Given data:
·····
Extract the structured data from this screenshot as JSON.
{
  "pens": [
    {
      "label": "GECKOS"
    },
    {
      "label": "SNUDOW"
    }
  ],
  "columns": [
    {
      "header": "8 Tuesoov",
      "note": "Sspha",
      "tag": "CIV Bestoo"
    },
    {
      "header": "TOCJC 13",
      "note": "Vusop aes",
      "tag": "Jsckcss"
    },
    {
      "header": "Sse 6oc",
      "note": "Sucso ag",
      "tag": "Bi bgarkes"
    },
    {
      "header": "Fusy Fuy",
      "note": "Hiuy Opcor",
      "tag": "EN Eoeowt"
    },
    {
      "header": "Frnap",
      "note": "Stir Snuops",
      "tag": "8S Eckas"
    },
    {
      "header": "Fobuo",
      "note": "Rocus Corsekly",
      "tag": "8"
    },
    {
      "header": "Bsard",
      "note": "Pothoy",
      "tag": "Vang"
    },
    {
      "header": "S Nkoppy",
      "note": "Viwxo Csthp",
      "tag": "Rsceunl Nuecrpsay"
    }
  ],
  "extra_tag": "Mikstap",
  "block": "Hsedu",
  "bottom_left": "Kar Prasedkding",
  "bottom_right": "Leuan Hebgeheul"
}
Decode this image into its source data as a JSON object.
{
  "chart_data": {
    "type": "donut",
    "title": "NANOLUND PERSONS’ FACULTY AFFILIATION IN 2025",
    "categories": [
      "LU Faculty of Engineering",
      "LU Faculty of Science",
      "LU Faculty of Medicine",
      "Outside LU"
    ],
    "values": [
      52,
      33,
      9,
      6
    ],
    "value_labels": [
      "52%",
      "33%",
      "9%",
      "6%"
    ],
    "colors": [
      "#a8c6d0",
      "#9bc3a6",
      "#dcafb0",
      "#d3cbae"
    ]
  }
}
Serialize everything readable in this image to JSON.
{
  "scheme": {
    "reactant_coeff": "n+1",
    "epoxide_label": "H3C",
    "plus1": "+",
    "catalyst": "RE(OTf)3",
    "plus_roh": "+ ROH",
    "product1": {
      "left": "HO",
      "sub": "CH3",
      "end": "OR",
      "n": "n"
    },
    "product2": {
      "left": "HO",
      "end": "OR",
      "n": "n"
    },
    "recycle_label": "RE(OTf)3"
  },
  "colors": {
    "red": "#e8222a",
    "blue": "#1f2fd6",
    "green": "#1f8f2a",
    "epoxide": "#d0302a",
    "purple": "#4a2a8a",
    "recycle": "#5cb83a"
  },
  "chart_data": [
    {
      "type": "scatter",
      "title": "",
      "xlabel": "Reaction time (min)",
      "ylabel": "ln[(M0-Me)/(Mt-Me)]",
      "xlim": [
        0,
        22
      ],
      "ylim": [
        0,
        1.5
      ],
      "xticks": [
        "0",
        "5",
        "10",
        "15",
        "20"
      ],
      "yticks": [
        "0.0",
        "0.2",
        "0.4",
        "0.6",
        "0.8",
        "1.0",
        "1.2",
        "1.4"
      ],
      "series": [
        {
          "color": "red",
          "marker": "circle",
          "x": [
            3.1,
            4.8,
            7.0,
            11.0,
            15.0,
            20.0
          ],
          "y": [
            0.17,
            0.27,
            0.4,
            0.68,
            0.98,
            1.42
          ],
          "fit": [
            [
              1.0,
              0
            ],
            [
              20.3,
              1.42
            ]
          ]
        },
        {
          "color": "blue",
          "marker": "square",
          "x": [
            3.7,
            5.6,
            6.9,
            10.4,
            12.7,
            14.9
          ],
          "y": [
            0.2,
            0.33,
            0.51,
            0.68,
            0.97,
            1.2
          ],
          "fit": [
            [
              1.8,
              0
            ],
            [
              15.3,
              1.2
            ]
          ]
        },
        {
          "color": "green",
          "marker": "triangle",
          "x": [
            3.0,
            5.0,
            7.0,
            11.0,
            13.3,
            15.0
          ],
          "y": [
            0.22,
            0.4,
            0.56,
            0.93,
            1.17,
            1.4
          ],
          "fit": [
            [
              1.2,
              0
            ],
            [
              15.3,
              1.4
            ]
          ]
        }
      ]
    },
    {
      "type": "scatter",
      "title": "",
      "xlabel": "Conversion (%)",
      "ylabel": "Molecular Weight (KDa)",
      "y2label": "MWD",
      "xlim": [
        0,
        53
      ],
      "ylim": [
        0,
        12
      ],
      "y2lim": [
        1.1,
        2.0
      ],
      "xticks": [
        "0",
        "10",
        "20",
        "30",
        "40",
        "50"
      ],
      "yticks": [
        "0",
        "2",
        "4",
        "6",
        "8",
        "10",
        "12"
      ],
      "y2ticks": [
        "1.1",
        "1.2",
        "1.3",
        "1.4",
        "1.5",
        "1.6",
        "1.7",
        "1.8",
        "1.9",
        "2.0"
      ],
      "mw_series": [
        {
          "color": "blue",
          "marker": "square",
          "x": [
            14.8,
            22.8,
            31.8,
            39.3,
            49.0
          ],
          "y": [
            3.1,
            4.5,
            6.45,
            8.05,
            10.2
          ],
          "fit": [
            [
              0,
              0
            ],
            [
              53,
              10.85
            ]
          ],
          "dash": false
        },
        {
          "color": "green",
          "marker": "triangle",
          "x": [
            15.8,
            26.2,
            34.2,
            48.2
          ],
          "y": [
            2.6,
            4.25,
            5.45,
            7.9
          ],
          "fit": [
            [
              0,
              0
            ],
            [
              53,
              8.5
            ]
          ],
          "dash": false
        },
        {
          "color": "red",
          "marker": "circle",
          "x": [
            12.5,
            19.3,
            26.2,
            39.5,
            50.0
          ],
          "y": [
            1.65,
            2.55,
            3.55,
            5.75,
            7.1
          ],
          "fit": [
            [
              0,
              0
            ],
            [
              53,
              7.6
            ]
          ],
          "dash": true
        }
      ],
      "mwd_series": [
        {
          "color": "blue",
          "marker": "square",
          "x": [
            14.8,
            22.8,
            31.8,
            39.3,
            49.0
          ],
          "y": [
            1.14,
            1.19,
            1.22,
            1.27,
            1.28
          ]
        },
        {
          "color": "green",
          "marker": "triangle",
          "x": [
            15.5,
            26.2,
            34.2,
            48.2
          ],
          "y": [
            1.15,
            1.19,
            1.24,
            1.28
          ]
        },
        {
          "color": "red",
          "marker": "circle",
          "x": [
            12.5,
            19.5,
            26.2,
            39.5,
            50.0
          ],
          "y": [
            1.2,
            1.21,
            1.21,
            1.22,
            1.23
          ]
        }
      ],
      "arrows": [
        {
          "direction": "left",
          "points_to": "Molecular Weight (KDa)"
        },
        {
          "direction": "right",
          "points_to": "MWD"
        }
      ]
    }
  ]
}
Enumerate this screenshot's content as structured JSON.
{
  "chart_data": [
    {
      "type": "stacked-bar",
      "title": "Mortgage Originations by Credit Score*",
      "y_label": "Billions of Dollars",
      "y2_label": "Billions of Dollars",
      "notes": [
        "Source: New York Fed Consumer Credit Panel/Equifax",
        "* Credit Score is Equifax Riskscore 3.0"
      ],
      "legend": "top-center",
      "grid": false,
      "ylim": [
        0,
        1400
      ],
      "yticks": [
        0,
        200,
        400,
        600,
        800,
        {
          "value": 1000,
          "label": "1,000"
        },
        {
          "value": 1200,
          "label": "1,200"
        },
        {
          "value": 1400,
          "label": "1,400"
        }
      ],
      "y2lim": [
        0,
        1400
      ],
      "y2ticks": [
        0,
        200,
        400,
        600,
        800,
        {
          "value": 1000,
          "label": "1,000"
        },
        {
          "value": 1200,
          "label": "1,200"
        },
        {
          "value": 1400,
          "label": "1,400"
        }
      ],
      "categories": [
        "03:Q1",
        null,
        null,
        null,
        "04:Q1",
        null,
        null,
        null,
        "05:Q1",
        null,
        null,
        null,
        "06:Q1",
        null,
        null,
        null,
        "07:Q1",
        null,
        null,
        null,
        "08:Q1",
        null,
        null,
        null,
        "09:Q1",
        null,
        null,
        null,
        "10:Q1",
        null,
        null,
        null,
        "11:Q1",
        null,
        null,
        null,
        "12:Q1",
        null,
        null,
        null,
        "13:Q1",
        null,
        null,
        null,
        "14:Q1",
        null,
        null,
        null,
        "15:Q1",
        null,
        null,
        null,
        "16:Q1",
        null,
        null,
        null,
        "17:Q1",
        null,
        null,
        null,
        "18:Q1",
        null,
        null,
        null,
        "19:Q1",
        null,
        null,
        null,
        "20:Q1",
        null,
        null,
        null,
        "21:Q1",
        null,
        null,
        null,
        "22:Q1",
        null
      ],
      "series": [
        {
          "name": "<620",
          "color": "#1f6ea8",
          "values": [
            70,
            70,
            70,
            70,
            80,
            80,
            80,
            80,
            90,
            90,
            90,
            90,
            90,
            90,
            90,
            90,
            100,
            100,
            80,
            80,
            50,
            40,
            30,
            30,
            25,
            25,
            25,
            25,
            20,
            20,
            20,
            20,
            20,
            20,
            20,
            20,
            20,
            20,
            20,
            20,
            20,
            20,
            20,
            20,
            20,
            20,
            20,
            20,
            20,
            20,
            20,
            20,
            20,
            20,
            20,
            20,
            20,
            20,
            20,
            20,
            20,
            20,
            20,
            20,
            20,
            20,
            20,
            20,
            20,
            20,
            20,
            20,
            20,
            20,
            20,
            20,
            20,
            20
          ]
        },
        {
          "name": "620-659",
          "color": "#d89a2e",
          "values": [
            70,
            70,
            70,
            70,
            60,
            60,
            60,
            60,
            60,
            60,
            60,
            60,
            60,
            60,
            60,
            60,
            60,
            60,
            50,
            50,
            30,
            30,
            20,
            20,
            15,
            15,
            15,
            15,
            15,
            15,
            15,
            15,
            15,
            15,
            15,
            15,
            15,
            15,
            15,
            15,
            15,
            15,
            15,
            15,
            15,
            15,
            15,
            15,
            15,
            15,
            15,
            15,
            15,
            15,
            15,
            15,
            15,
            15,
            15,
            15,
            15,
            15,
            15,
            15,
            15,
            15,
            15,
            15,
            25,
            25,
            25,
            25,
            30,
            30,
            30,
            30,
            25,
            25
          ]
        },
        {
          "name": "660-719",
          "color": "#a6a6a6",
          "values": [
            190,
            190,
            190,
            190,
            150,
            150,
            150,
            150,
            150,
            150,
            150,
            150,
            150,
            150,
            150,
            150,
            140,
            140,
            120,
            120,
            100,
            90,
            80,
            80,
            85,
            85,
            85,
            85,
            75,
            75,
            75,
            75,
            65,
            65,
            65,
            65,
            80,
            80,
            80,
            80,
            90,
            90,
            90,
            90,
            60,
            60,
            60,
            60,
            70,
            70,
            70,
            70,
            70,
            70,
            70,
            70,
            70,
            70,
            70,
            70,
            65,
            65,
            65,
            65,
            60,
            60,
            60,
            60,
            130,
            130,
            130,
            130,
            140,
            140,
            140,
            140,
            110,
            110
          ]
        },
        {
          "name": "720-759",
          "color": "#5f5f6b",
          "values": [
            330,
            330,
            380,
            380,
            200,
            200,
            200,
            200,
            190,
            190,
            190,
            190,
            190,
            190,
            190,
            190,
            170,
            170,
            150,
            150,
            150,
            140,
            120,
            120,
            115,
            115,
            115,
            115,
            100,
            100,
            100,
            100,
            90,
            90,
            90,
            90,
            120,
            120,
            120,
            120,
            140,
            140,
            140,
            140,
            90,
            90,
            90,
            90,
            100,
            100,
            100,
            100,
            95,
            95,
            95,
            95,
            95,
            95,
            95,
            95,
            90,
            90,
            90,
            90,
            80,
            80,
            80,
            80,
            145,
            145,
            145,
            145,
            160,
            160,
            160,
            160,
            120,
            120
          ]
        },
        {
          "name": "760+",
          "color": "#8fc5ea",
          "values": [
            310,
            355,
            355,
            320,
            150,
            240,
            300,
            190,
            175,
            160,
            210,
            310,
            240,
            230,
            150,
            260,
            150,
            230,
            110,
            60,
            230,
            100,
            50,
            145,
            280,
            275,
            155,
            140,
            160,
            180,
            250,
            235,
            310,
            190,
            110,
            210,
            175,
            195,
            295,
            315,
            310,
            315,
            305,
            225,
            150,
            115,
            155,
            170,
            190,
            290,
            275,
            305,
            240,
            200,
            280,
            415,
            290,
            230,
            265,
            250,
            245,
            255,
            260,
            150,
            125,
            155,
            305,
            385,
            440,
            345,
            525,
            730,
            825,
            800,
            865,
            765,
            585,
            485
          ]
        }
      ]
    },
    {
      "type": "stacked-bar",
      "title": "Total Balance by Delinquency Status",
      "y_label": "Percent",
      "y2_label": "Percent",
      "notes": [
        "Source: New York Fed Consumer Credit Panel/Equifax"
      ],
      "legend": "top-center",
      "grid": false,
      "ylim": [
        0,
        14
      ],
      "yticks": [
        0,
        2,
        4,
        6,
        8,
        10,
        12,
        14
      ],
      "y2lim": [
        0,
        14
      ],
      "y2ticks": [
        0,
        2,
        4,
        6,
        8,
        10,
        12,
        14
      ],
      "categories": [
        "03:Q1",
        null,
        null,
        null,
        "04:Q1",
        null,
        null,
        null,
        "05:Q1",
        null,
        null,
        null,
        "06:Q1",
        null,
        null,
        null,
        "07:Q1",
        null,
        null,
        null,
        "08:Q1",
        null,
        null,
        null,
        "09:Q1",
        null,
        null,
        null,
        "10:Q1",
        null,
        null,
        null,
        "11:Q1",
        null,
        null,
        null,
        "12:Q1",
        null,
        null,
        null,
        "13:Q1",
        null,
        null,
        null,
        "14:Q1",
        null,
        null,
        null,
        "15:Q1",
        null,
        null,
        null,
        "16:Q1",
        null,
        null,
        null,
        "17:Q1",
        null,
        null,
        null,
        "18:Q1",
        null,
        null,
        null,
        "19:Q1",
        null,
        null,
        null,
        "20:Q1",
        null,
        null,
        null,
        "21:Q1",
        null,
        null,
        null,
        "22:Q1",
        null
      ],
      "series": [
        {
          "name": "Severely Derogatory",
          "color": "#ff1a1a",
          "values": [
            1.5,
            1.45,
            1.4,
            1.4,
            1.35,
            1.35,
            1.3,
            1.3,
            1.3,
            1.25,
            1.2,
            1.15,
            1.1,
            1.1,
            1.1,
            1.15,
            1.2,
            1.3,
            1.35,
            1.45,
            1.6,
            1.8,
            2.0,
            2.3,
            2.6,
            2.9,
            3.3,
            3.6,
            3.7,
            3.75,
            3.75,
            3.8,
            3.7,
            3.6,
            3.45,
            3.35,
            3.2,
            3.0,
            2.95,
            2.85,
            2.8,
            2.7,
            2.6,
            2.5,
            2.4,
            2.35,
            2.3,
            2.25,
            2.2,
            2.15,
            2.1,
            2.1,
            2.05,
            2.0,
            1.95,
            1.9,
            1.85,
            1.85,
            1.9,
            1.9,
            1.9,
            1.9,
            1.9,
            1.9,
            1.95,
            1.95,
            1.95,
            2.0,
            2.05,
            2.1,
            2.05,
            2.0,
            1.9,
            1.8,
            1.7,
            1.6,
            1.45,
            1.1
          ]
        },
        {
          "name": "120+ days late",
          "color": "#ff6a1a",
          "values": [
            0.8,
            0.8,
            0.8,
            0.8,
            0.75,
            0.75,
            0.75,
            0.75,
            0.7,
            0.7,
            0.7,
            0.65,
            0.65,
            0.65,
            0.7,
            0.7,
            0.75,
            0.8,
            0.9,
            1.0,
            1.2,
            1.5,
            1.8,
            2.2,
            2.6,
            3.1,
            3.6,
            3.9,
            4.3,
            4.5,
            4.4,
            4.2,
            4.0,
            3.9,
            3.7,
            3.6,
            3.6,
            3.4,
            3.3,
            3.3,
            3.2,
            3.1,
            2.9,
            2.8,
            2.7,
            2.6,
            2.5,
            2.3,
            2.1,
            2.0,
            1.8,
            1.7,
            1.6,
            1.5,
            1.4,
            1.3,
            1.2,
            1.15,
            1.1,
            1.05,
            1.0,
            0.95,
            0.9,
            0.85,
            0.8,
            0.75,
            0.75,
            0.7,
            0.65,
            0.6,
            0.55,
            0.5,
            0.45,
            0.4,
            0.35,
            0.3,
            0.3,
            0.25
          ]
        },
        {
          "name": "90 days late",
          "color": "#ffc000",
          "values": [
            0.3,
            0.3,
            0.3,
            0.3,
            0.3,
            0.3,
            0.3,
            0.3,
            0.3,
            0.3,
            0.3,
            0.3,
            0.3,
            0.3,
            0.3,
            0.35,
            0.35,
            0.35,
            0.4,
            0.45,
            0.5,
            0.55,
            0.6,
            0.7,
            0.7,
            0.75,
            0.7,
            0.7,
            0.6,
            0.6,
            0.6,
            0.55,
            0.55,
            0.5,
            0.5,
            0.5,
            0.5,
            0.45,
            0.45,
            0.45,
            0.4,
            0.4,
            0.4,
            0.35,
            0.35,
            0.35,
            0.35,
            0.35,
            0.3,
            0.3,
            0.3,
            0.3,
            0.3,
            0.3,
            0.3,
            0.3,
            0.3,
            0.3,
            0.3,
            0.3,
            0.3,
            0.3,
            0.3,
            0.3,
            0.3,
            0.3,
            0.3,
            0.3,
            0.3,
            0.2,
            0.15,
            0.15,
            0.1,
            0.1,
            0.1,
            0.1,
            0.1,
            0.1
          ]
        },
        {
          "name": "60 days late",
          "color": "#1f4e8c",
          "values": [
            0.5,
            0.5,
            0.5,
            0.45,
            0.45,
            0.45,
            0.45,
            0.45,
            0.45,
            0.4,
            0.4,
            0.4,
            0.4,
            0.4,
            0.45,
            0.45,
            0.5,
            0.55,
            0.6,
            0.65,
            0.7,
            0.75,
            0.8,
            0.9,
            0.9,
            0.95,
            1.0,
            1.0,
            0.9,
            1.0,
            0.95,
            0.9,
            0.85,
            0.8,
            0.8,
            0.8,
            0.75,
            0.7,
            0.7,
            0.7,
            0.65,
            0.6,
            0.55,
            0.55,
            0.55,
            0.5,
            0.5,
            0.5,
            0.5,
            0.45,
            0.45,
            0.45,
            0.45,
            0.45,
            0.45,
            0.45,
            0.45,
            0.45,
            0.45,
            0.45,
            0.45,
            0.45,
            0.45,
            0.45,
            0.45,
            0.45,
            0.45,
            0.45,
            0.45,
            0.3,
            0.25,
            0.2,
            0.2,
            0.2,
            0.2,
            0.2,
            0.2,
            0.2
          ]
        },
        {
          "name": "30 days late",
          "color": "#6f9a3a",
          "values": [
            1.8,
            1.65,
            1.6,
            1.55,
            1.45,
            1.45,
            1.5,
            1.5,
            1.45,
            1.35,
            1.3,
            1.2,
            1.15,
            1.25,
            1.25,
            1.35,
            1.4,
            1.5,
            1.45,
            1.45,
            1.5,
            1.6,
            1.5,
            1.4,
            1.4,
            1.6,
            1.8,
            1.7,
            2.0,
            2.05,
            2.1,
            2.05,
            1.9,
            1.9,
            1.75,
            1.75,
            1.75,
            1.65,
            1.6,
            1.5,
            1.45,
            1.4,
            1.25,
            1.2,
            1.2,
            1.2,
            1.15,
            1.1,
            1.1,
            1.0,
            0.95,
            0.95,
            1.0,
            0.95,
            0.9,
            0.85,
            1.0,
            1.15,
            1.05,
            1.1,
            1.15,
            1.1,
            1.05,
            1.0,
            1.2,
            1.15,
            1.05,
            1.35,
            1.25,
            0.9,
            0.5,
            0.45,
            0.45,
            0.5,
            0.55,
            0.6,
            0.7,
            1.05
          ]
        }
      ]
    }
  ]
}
·····
Aim:
Search the data for the word "Panel" and copy each line where it appears.

Finished answer:
        "Source: New York Fed Consumer Credit Panel/Equifax",
        "Source: New York Fed Consumer Credit Panel/Equifax"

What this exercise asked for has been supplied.